── EXTRACTED DATA ──
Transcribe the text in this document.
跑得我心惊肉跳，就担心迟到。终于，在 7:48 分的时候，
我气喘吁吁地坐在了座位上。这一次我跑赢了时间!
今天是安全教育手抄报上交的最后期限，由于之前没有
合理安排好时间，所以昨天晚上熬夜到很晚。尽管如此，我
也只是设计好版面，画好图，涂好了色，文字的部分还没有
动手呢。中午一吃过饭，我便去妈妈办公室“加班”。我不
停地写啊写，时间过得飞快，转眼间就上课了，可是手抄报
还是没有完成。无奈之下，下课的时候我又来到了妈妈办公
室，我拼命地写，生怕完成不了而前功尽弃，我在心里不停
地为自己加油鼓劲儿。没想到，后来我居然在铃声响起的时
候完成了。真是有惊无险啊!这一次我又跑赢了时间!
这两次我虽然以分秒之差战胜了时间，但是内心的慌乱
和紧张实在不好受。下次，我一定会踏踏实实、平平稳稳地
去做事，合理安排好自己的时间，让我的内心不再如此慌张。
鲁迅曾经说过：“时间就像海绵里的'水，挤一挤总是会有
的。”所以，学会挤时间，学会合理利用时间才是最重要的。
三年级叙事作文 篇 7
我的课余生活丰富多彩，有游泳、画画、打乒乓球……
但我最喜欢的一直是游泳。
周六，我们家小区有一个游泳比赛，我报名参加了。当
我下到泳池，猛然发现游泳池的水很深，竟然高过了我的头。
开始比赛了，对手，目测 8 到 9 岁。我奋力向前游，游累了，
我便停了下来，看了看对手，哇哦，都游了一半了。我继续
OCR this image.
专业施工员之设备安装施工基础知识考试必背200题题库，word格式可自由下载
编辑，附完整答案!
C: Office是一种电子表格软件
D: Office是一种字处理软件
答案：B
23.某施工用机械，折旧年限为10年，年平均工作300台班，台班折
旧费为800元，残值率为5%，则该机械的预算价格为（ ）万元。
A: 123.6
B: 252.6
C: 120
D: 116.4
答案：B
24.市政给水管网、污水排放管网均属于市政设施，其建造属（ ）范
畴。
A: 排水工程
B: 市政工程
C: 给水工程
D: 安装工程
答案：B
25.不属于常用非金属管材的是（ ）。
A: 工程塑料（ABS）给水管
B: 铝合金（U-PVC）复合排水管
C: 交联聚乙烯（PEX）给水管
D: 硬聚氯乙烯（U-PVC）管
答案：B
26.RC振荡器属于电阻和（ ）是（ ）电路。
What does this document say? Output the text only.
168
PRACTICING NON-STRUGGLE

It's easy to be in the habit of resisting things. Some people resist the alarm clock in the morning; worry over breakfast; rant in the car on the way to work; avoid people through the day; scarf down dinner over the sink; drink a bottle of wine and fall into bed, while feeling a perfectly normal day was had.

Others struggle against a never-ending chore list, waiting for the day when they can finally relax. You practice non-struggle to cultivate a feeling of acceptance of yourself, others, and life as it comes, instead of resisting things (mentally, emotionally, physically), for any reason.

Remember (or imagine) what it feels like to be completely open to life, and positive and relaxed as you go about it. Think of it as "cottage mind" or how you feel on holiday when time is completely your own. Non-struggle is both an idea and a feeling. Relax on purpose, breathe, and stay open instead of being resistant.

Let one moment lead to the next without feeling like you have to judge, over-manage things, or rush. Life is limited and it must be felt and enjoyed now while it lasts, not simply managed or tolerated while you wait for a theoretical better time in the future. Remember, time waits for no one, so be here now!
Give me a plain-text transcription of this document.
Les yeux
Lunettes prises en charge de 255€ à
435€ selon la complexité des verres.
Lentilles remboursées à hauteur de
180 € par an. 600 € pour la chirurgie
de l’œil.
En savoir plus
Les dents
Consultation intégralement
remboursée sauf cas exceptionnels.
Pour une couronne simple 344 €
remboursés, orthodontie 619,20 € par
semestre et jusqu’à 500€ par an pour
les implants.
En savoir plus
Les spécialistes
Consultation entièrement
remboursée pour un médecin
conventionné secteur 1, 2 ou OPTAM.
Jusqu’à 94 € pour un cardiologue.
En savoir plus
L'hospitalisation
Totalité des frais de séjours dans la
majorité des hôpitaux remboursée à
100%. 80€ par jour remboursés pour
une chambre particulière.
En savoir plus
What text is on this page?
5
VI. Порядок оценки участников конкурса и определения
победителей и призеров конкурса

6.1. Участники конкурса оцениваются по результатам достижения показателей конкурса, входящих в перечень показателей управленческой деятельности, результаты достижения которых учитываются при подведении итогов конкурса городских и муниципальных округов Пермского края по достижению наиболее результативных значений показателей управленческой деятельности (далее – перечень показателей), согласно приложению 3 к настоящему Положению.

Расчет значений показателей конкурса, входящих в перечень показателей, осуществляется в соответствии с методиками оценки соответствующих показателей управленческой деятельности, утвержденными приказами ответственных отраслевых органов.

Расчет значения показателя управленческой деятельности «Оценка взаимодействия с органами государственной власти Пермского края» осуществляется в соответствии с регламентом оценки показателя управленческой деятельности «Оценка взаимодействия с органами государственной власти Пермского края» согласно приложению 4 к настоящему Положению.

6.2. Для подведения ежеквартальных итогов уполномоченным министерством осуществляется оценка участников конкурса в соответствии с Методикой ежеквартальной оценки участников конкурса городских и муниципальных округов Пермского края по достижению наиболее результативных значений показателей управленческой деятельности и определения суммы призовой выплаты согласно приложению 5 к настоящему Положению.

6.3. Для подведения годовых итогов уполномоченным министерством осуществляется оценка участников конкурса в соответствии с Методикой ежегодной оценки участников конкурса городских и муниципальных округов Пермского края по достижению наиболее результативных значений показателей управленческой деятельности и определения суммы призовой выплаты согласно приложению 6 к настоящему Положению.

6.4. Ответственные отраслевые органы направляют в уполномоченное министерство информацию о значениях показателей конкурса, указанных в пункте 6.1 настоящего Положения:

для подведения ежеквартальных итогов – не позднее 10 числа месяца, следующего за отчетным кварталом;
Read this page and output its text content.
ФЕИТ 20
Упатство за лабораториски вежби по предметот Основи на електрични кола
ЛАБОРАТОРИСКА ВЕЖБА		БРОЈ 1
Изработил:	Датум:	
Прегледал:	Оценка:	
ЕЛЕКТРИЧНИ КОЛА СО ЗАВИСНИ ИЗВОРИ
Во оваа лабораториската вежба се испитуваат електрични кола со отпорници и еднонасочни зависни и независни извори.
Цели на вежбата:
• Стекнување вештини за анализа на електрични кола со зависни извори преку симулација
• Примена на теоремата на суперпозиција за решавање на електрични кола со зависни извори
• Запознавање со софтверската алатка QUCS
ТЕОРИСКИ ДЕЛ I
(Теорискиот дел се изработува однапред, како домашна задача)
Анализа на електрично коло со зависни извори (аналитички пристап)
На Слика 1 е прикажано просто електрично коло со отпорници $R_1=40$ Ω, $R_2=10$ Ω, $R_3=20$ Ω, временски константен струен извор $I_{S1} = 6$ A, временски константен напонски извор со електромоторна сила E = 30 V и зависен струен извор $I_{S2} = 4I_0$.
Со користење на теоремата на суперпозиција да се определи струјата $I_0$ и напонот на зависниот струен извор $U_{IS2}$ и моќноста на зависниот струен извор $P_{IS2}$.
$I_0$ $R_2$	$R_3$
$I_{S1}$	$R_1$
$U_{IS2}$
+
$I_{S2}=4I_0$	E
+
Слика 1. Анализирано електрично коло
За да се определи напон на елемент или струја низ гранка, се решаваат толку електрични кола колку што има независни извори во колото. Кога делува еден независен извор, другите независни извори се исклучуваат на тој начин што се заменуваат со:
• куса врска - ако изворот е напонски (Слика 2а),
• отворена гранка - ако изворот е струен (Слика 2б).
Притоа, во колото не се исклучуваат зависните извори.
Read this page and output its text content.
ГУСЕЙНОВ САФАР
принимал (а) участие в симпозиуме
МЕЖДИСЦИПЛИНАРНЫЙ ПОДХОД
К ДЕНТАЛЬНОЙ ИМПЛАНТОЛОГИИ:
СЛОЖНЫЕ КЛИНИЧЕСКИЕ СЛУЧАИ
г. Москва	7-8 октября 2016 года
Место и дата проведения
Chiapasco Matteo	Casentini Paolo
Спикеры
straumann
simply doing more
───
- EXERCISE DESCRIPTION -
From the listing above, copy every line that includes the word "отпорници".

- RESULT FOR THIS EXERCISE -
Во оваа лабораториската вежба се испитуваат електрични кола со отпорници и еднонасочни зависни и независни извори.
На Слика 1 е прикажано просто електрично коло со отпорници $R_1=40$ Ω, $R_2=10$ Ω, $R_3=20$ Ω, временски константен струен извор $I_{S1} = 6$ A, временски константен напонски извор со електромоторна сила E = 30 V и зависен струен извор $I_{S2} = 4I_0$.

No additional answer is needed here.